Objective: Select every line holding the word "nicht" and copy it.

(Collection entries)
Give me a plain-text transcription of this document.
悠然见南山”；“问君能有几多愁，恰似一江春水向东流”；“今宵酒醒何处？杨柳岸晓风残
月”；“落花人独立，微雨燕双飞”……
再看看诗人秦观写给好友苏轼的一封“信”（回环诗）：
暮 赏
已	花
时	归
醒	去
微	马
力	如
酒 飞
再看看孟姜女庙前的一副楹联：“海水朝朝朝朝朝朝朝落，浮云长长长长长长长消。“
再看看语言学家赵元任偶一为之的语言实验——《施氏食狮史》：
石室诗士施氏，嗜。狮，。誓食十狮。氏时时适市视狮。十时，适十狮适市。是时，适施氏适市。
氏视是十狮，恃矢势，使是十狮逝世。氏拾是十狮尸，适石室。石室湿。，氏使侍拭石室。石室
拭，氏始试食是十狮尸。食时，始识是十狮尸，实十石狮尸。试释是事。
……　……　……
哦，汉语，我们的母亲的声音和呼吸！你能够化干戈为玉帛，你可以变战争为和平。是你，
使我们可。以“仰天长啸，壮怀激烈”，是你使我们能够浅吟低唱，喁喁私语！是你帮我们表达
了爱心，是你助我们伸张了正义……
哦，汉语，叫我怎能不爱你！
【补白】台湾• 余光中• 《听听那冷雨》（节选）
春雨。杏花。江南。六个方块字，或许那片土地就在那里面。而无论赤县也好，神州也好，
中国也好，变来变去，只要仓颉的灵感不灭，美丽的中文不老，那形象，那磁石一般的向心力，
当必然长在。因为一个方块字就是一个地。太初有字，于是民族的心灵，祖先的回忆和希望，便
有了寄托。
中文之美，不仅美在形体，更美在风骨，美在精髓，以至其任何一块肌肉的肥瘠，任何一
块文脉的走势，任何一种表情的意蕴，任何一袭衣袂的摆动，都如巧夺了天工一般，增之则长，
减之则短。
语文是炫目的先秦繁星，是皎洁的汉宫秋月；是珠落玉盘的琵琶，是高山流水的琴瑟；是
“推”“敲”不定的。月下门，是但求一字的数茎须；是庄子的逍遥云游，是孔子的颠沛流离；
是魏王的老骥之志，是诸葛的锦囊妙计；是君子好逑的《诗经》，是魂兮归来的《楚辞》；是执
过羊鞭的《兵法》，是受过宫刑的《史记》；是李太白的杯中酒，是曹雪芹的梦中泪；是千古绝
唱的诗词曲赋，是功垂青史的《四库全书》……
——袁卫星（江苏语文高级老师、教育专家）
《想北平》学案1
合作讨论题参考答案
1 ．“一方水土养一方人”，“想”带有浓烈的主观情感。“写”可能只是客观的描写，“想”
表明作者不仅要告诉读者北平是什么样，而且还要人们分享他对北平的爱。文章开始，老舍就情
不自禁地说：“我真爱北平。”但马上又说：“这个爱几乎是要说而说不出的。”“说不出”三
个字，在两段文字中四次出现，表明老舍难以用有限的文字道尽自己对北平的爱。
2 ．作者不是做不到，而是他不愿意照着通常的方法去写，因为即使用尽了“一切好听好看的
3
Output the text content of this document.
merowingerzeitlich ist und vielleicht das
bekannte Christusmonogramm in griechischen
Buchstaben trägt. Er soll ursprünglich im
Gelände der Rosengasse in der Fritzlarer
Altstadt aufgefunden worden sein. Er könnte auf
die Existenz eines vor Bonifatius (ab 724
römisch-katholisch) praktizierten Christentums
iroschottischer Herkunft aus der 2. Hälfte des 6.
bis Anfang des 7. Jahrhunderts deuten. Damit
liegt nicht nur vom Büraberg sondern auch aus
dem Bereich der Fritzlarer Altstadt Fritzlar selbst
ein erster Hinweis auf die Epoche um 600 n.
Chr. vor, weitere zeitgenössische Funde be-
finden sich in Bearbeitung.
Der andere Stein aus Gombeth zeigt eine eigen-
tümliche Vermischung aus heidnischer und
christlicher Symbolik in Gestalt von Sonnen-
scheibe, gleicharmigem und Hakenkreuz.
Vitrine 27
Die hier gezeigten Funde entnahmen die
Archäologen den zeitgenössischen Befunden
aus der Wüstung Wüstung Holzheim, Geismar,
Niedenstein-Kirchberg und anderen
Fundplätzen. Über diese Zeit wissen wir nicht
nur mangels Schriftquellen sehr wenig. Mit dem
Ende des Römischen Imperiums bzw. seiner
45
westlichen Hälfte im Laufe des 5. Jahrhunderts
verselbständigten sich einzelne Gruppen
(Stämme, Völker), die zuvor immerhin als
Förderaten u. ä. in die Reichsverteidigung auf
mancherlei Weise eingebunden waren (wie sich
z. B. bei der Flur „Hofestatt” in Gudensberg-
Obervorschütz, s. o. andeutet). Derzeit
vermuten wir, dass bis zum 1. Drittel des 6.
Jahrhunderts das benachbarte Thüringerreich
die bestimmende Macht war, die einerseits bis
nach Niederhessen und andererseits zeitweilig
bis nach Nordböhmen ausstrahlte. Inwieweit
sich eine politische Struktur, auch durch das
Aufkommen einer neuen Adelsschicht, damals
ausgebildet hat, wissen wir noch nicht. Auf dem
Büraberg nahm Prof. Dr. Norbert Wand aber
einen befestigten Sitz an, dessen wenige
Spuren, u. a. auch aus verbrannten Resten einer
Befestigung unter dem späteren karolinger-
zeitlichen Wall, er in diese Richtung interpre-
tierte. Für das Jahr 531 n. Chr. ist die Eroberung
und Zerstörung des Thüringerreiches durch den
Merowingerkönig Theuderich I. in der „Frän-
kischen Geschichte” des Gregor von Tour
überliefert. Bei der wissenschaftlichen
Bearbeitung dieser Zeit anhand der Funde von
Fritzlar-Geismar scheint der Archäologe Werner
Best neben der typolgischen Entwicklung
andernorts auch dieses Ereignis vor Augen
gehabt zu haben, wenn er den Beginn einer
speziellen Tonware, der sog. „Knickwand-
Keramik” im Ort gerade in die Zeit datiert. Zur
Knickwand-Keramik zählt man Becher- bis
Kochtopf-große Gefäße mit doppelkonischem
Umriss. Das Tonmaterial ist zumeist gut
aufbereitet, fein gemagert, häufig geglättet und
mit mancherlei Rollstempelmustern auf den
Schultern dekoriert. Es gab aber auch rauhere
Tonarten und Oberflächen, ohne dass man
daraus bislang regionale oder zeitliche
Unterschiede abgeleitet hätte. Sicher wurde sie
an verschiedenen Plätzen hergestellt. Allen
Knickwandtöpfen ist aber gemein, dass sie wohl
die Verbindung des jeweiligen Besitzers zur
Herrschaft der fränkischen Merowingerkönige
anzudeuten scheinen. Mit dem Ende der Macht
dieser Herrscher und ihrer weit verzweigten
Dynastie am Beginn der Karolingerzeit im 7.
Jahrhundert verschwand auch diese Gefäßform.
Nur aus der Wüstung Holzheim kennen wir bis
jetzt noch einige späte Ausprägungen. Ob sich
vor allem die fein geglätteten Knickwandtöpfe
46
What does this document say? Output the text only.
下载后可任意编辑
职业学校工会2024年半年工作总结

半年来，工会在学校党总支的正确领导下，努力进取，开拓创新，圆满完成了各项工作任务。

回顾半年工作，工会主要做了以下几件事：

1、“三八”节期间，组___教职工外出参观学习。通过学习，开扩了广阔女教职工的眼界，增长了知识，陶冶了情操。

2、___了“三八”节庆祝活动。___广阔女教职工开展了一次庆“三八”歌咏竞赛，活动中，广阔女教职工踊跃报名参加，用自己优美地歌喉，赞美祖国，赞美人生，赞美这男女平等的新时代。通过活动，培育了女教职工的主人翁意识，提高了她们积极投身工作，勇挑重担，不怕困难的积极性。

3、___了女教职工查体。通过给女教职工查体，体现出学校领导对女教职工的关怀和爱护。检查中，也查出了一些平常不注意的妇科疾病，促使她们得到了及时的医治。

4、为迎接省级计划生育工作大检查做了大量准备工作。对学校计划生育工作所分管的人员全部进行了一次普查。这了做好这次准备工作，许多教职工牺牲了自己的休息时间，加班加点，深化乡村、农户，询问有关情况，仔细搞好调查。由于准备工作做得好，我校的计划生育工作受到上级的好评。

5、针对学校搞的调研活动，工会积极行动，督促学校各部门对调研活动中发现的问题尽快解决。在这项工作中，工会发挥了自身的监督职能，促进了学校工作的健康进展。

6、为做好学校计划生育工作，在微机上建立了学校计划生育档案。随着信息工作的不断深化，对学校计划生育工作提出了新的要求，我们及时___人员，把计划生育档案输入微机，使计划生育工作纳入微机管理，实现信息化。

The output:
liegt nicht nur vom Büraberg sondern auch aus
Fundplätzen. Über diese Zeit wissen wir nicht
ausgebildet hat, wissen wir noch nicht. Auf dem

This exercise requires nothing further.